◆ WHAT THE TASK REQUIRES: Identify the lines bearing the string "values" and gather them.

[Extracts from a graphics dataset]
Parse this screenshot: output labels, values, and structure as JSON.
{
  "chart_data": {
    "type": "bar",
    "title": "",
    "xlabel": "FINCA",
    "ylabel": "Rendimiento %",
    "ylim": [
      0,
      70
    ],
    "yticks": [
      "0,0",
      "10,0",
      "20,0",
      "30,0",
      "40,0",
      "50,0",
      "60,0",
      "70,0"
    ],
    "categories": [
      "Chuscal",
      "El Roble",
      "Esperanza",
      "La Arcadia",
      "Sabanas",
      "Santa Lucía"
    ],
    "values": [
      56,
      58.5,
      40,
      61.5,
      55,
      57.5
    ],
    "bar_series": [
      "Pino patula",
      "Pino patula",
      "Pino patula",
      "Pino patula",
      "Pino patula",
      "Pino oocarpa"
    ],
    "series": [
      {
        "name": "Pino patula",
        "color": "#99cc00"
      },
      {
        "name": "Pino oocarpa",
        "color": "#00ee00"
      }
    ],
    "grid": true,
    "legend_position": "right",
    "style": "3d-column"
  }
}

◆ COMPLETE ANSWER:
Parse this screenshot: output labels, values, and structure as JSON.
    "values": [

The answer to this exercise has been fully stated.